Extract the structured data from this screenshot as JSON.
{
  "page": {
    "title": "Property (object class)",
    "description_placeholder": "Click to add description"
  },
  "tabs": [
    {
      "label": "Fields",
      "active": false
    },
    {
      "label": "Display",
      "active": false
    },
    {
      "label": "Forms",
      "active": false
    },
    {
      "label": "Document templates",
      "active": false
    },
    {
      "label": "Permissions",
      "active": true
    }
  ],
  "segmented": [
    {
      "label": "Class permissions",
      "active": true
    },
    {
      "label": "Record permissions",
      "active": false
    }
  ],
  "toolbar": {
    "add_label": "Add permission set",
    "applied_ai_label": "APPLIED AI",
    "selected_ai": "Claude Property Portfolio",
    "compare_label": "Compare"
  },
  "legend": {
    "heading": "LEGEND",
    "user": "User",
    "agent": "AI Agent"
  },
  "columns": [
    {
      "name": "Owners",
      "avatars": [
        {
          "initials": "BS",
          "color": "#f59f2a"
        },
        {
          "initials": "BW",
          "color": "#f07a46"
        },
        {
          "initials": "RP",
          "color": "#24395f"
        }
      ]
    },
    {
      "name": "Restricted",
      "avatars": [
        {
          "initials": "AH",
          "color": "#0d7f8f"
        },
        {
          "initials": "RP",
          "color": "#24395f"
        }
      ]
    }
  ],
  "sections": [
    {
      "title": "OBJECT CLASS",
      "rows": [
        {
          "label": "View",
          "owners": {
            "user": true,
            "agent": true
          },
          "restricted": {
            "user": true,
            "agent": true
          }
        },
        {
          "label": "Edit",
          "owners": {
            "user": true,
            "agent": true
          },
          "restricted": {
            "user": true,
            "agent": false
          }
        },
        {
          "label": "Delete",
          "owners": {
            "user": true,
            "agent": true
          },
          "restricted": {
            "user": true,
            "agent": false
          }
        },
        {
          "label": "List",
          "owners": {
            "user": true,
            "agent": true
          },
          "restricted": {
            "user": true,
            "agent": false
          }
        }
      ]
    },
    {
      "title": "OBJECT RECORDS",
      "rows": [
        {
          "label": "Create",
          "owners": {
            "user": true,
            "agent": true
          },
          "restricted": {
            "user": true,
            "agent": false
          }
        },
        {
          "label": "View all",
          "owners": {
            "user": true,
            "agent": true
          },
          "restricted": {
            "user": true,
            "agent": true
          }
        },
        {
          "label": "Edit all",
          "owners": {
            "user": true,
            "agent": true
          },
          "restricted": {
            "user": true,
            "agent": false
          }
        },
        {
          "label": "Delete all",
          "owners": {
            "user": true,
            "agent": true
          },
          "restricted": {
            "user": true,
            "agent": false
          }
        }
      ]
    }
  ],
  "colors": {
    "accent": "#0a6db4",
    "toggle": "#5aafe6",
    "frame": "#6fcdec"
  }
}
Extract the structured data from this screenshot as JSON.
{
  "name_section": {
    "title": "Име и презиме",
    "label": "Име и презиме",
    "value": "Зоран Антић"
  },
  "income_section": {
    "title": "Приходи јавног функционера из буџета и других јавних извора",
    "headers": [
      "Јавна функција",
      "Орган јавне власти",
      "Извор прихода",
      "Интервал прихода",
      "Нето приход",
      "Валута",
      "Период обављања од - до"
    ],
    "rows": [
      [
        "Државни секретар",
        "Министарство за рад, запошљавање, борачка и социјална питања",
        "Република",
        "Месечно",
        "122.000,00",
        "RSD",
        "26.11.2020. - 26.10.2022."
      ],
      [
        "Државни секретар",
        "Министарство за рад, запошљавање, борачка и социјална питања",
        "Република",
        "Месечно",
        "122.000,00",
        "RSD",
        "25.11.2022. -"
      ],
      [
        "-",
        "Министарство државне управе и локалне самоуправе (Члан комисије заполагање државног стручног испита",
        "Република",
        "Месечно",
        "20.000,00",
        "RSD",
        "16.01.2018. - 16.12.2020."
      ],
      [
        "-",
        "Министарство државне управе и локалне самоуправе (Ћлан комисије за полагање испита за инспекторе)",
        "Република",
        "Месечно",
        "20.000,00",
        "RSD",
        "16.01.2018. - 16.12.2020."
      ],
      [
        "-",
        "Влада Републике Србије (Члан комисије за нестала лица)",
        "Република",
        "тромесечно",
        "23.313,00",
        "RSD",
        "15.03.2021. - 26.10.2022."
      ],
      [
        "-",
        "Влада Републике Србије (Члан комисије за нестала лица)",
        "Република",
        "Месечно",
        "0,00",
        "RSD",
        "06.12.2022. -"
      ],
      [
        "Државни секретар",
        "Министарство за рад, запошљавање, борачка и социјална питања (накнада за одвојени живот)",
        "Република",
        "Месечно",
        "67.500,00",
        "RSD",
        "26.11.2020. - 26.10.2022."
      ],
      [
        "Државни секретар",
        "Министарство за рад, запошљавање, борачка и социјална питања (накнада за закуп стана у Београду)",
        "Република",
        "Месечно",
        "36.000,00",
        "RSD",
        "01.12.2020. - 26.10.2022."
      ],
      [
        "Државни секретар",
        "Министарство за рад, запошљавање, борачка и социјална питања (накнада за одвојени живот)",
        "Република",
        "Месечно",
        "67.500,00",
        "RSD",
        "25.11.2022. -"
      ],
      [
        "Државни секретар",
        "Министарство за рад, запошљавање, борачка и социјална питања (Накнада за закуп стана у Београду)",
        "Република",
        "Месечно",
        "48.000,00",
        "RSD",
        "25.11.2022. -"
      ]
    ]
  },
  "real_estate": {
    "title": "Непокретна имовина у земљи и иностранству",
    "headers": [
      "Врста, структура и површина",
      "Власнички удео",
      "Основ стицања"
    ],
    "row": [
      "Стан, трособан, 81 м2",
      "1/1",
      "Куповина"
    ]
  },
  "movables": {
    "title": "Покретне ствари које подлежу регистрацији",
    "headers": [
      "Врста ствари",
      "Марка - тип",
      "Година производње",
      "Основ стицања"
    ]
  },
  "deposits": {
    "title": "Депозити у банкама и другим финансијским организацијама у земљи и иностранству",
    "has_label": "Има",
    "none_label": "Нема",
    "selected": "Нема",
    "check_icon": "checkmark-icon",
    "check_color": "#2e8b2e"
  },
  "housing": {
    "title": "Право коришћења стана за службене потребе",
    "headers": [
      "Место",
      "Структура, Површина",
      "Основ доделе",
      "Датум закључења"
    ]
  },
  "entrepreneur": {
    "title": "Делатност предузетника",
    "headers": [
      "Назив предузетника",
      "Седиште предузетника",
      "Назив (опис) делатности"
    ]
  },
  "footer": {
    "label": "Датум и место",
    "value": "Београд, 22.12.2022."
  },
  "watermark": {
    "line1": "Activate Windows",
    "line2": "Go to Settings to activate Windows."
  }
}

• _Objective_: Copy and report every line where the word "предузетника" is present.

• _Completed task_:
    "title": "Делатност предузетника",
      "Назив предузетника",
      "Седиште предузетника",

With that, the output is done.